* Exercise description
Write out the entries again exactly as they are given.

— Begin Provided data —

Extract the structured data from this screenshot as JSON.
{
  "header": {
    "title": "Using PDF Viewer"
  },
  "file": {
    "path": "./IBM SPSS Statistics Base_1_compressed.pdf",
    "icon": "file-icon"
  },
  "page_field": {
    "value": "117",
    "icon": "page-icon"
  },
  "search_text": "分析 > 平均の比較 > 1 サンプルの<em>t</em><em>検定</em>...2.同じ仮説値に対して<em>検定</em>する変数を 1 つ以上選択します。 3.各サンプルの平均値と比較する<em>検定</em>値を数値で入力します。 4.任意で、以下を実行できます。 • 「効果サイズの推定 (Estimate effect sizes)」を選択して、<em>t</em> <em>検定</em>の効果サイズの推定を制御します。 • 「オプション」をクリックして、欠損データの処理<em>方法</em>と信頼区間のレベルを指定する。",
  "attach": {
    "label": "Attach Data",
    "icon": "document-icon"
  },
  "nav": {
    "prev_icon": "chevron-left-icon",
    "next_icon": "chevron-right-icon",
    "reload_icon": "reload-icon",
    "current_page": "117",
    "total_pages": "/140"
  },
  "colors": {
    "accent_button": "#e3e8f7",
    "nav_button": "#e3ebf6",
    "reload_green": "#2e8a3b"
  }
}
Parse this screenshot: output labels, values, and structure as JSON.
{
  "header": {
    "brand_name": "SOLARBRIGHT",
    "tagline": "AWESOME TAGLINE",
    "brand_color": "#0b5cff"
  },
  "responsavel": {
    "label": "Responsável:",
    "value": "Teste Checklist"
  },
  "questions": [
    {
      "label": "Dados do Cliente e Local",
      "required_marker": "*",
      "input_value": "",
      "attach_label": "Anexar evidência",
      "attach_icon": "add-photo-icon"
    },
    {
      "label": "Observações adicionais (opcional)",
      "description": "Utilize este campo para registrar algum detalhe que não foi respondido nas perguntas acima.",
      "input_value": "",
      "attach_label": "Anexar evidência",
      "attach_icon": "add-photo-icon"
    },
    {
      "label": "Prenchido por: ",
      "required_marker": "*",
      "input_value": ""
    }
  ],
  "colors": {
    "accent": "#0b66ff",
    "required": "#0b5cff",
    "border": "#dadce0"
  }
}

— End Provided data —

* Response
Extract the structured data from this screenshot as JSON.
{
  "header": {
    "title": "Using PDF Viewer"
  },
  "file": {
    "path": "./IBM SPSS Statistics Base_1_compressed.pdf",
    "icon": "file-icon"
  },
  "page_field": {
    "value": "117",
    "icon": "page-icon"
  },
  "search_text": "分析 > 平均の比較 > 1 サンプルの<em>t</em><em>検定</em>...2.同じ仮説値に対して<em>検定</em>する変数を 1 つ以上選択します。 3.各サンプルの平均値と比較する<em>検定</em>値を数値で入力します。 4.任意で、以下を実行できます。 • 「効果サイズの推定 (Estimate effect sizes)」を選択して、<em>t</em> <em>検定</em>の効果サイズの推定を制御します。 • 「オプション」をクリックして、欠損データの処理<em>方法</em>と信頼区間のレベルを指定する。",
  "attach": {
    "label": "Attach Data",
    "icon": "document-icon"
  },
  "nav": {
    "prev_icon": "chevron-left-icon",
    "next_icon": "chevron-right-icon",
    "reload_icon": "reload-icon",
    "current_page": "117",
    "total_pages": "/140"
  },
  "colors": {
    "accent_button": "#e3e8f7",
    "nav_button": "#e3ebf6",
    "reload_green": "#2e8a3b"
  }
}
Parse this screenshot: output labels, values, and structure as JSON.
{
  "header": {
    "brand_name": "SOLARBRIGHT",
    "tagline": "AWESOME TAGLINE",
    "brand_color": "#0b5cff"
  },
  "responsavel": {
    "label": "Responsável:",
    "value": "Teste Checklist"
  },
  "questions": [
    {
      "label": "Dados do Cliente e Local",
      "required_marker": "*",
      "input_value": "",
      "attach_label": "Anexar evidência",
      "attach_icon": "add-photo-icon"
    },
    {
      "label": "Observações adicionais (opcional)",
      "description": "Utilize este campo para registrar algum detalhe que não foi respondido nas perguntas acima.",
      "input_value": "",
      "attach_label": "Anexar evidência",
      "attach_icon": "add-photo-icon"
    },
    {
      "label": "Prenchido por: ",
      "required_marker": "*",
      "input_value": ""
    }
  ],
  "colors": {
    "accent": "#0b66ff",
    "required": "#0b5cff",
    "border": "#dadce0"
  }
}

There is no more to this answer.